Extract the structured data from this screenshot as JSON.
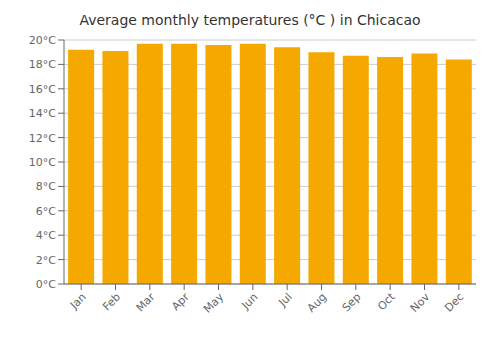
{
  "chart_data": {
    "type": "bar",
    "title": "Average monthly temperatures (°C ) in Chicacao",
    "categories": [
      "Jan",
      "Feb",
      "Mar",
      "Apr",
      "May",
      "Jun",
      "Jul",
      "Aug",
      "Sep",
      "Oct",
      "Nov",
      "Dec"
    ],
    "values": [
      19.2,
      19.1,
      19.7,
      19.7,
      19.6,
      19.7,
      19.4,
      19.0,
      18.7,
      18.6,
      18.9,
      18.4
    ],
    "color": "#F5A800",
    "ylim": [
      0,
      20
    ],
    "yticks": [
      {
        "value": 0,
        "label": "0°C"
      },
      {
        "value": 2,
        "label": "2°C"
      },
      {
        "value": 4,
        "label": "4°C"
      },
      {
        "value": 6,
        "label": "6°C"
      },
      {
        "value": 8,
        "label": "8°C"
      },
      {
        "value": 10,
        "label": "10°C"
      },
      {
        "value": 12,
        "label": "12°C"
      },
      {
        "value": 14,
        "label": "14°C"
      },
      {
        "value": 16,
        "label": "16°C"
      },
      {
        "value": 18,
        "label": "18°C"
      },
      {
        "value": 20,
        "label": "20°C"
      }
    ],
    "grid": true
  }
}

• • •

TASK TO CARRY OUT
Every entry should be returned exactly as written, minus the pictures.

EXPECTED ANSWER
Extract the structured data from this screenshot as JSON.
{
  "chart_data": {
    "type": "bar",
    "title": "Average monthly temperatures (°C ) in Chicacao",
    "categories": [
      "Jan",
      "Feb",
      "Mar",
      "Apr",
      "May",
      "Jun",
      "Jul",
      "Aug",
      "Sep",
      "Oct",
      "Nov",
      "Dec"
    ],
    "values": [
      19.2,
      19.1,
      19.7,
      19.7,
      19.6,
      19.7,
      19.4,
      19.0,
      18.7,
      18.6,
      18.9,
      18.4
    ],
    "color": "#F5A800",
    "ylim": [
      0,
      20
    ],
    "yticks": [
      {
        "value": 0,
        "label": "0°C"
      },
      {
        "value": 2,
        "label": "2°C"
      },
      {
        "value": 4,
        "label": "4°C"
      },
      {
        "value": 6,
        "label": "6°C"
      },
      {
        "value": 8,
        "label": "8°C"
      },
      {
        "value": 10,
        "label": "10°C"
      },
      {
        "value": 12,
        "label": "12°C"
      },
      {
        "value": 14,
        "label": "14°C"
      },
      {
        "value": 16,
        "label": "16°C"
      },
      {
        "value": 18,
        "label": "18°C"
      },
      {
        "value": 20,
        "label": "20°C"
      }
    ],
    "grid": true
  }
}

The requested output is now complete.